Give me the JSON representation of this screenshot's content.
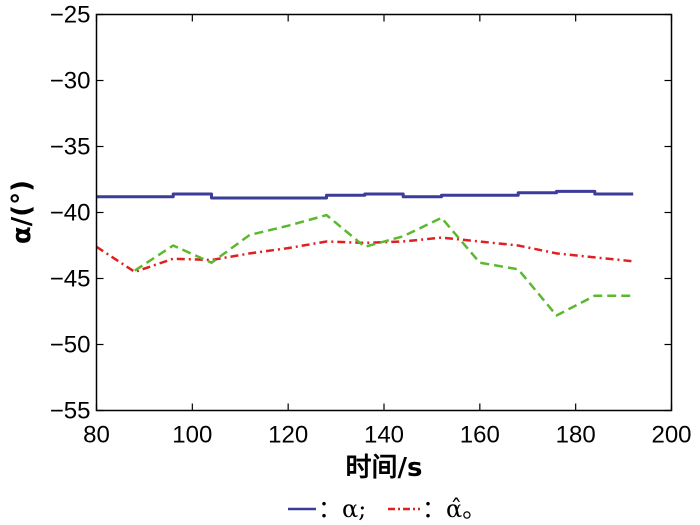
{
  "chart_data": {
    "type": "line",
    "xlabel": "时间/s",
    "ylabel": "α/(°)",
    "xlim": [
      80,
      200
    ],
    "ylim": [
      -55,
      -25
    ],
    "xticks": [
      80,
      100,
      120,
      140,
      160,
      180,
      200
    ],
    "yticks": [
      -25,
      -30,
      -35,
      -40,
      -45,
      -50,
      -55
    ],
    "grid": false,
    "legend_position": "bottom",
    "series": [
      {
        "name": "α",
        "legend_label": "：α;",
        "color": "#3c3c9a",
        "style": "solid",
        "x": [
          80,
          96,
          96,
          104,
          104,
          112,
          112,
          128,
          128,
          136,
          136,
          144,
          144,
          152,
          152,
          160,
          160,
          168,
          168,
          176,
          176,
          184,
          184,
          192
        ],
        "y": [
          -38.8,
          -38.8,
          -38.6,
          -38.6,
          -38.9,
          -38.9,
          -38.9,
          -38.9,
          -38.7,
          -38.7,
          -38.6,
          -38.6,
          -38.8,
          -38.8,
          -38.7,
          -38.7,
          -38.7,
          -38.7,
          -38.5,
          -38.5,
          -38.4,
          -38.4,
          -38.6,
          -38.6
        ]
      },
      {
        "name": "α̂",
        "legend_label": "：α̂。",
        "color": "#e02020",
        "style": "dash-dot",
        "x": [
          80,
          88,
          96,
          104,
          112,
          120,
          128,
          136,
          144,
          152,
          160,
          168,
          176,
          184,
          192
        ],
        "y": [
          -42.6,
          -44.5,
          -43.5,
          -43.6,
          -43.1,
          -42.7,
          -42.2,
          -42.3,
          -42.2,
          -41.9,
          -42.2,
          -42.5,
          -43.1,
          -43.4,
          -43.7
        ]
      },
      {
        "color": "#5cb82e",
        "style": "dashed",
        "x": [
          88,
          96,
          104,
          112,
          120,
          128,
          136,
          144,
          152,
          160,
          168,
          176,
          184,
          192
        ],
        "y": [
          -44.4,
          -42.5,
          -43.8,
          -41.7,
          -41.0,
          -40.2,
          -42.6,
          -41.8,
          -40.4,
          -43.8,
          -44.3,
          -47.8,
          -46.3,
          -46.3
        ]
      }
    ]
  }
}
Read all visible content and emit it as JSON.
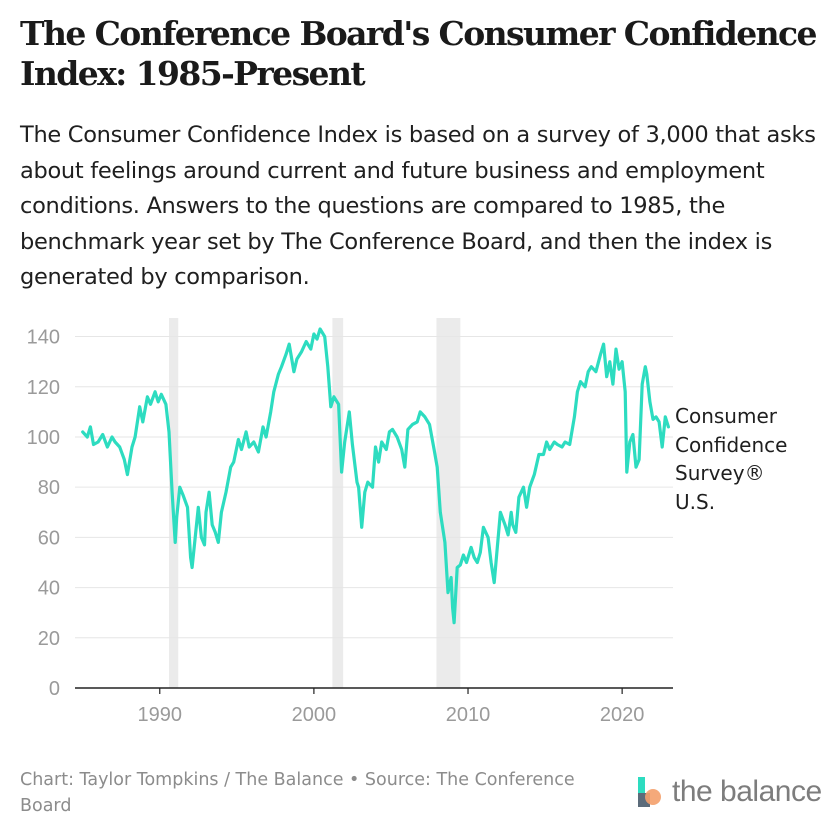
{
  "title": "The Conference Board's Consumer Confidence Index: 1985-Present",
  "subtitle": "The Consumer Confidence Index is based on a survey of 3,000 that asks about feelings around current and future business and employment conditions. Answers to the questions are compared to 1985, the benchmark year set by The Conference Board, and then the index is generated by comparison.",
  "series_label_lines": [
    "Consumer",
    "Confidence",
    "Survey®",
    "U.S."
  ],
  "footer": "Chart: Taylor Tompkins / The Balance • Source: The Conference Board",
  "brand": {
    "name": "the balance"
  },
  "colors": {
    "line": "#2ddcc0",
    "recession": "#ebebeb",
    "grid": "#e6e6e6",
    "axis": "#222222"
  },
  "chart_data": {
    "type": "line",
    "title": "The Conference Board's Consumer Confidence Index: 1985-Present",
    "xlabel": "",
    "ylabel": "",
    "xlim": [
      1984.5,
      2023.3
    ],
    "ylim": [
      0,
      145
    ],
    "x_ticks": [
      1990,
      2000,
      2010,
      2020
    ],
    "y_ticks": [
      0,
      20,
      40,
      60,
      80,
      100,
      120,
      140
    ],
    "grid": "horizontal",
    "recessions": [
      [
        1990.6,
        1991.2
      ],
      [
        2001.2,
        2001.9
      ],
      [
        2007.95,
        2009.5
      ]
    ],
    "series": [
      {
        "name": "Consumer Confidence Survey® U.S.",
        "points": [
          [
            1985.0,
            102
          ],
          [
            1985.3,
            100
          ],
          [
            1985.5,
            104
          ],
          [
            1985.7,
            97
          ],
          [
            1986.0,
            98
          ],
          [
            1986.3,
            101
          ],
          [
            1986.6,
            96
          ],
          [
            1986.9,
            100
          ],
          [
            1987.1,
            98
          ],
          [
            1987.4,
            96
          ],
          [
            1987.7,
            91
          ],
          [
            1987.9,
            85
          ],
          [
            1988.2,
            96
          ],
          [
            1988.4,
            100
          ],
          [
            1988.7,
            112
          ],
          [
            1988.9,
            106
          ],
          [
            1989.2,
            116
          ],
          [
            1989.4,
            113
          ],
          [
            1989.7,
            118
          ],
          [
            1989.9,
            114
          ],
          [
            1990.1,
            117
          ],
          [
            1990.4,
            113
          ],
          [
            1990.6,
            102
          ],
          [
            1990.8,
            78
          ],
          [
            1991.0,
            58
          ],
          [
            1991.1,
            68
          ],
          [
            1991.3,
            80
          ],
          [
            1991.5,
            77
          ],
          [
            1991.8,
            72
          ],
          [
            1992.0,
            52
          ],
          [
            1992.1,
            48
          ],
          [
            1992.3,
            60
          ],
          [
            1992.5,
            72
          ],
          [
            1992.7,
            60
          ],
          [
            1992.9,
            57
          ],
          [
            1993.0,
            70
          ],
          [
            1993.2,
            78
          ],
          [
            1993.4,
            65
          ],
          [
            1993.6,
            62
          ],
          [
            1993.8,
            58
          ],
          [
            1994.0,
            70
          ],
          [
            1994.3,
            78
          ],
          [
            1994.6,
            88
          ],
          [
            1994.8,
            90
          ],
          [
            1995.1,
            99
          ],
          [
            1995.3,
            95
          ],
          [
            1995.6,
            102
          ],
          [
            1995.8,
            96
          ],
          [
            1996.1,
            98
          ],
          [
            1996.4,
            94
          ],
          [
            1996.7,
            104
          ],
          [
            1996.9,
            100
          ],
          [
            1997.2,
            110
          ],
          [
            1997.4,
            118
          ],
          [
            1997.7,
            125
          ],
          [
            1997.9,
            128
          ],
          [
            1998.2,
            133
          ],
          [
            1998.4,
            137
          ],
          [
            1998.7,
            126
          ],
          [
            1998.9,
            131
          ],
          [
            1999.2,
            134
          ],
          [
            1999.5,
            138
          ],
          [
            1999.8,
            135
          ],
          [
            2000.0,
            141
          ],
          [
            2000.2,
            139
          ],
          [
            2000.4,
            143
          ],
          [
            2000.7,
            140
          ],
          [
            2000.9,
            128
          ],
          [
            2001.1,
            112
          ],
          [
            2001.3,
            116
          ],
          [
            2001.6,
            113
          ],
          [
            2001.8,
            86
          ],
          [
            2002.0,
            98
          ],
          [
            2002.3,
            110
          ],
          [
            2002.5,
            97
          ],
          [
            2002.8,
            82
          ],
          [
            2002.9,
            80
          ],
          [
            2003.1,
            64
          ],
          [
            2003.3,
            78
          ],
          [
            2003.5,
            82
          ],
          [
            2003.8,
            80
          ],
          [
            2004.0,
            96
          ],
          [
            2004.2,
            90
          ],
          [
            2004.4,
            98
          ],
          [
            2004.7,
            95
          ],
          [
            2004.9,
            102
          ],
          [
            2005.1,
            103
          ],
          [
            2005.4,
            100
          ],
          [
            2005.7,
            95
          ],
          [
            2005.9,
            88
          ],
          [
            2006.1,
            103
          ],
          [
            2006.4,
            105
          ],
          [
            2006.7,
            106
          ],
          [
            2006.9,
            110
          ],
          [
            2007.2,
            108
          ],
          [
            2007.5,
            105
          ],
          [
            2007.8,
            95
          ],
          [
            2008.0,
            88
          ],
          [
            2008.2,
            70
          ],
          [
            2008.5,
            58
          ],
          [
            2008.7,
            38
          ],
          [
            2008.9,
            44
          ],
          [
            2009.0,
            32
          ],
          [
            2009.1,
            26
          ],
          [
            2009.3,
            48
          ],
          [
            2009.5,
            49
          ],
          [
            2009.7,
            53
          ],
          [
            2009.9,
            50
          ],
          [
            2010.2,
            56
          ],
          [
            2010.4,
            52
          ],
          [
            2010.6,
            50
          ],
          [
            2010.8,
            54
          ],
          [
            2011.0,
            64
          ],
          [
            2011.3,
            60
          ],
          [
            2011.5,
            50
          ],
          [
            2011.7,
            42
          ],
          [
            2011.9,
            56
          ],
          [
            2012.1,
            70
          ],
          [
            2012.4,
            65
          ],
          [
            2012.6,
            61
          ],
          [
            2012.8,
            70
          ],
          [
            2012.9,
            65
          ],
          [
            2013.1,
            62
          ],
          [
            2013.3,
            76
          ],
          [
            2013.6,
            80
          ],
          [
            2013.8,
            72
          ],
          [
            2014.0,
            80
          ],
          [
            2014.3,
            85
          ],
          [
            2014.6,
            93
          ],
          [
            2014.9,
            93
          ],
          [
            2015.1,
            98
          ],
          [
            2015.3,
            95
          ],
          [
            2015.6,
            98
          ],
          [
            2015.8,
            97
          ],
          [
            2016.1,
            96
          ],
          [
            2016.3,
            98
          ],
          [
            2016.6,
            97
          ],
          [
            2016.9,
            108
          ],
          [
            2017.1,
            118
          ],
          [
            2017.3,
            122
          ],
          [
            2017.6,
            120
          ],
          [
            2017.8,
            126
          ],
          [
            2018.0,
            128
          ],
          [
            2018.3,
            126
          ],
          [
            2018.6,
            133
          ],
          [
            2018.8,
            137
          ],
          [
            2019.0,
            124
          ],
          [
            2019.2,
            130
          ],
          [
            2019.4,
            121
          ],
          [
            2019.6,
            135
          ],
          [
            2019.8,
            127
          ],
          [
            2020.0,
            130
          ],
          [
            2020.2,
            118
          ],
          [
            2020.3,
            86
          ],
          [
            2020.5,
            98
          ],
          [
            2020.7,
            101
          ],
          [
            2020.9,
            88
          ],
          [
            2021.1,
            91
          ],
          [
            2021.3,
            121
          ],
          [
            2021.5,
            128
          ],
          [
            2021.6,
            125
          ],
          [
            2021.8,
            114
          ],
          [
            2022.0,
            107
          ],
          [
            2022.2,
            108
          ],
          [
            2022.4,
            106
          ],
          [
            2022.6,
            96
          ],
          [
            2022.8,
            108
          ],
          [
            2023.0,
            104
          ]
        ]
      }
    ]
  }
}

# # # # # # #

→ **Brief**
Check each line of the records for the word "Index", and show the lines that contain it.

→ **The reply**
  "title": "The Conference Board's Consumer Confidence Index: 1985-Present",
  "subtitle": "The Consumer Confidence Index is based on a survey of 3,000 that asks about feelings around current and future business and employment conditions. Answers to the questions are compared to 1985, the benchmark year set by The Conference Board, and then the index is generated by comparison.",
    "title": "The Conference Board's Consumer Confidence Index: 1985-Present",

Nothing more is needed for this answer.